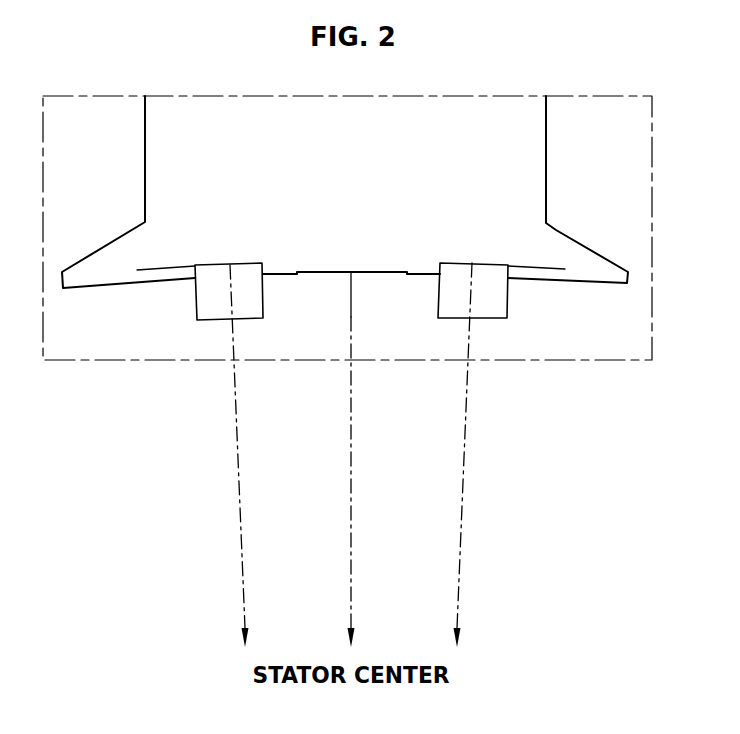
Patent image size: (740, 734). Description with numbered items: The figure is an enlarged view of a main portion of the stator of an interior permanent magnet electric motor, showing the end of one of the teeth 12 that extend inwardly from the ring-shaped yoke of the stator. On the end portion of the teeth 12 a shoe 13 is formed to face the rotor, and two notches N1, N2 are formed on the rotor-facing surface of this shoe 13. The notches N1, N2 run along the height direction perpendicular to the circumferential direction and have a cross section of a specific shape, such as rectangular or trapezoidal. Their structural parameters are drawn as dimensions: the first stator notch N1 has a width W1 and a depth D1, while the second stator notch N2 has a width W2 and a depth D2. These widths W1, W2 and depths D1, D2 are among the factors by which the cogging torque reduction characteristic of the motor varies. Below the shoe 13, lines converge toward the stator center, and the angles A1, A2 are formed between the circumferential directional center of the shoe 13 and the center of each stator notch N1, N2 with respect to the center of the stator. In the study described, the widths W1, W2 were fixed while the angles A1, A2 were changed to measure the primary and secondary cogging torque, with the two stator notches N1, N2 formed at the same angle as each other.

The teeth 12 is at (530, 156).
The shoe 13 is at (98, 257).
The stator notch N1 is at (213, 265).
The stator notch N2 is at (482, 263).
The width of stator notch W1 is at (263, 317).
The width of stator notch W2 is at (438, 315).
The depth of stator notch D1 is at (145, 240).
The depth of stator notch D2 is at (558, 240).
The angle A1 is at (351, 452).
The angle A2 is at (466, 458).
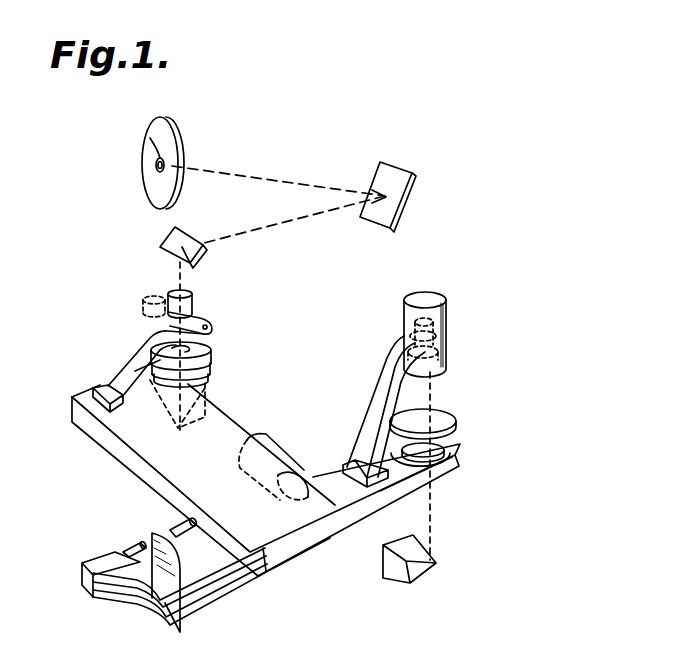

==================================================

> What this task involves:
Please render the data above as a Markdown table with the columns "No." and "Entry", putting one line in each row. Leave out the pictures and skip any blank lines.

> Exercise result:
| No. | Entry |
|---|---|
| 1 | Patent image size: (740, 734). Description with numbered items: The figure is an enlarged view of a main portion of the stator of an interior permanent magnet electric motor, showing the end of one of the teeth 12 that extend inwardly from the ring-shaped yoke of the stator. On the end portion of the teeth 12 a shoe 13 is formed to face the rotor, and two notches N1, N2 are formed on the rotor-facing surface of this shoe 13. The notches N1, N2 run along the height direction perpendicular to the circumferential direction and have a cross section of a specific shape, such as rectangular or trapezoidal. Their structural parameters are drawn as dimensions: the first stator notch N1 has a width W1 and a depth D1, while the second stator notch N2 has a width W2 and a depth D2. These widths W1, W2 and depths D1, D2 are among the factors by which the cogging torque reduction characteristic of the motor varies. Below the shoe 13, lines converge toward the stator center, and the angles A1, A2 are formed between the circumferential directional center of the shoe 13 and the center of each stator notch N1, N2 with respect to the center of the stator. In the study described, the widths W1, W2 were fixed while the angles A1, A2 were changed to measure the primary and secondary cogging torque, with the two stator notches N1, N2 formed at the same angle as each other. |
| 2 | The teeth 12 is at (530, 156). |
| 3 | The shoe 13 is at (98, 257). |
| 4 | The stator notch N1 is at (213, 265). |
| 5 | The stator notch N2 is at (482, 263). |
| 6 | The width of stator notch W1 is at (263, 317). |
| 7 | The width of stator notch W2 is at (438, 315). |
| 8 | The depth of stator notch D1 is at (145, 240). |
| 9 | The depth of stator notch D2 is at (558, 240). |
| 10 | The angle A1 is at (351, 452). |
| 11 | The angle A2 is at (466, 458). |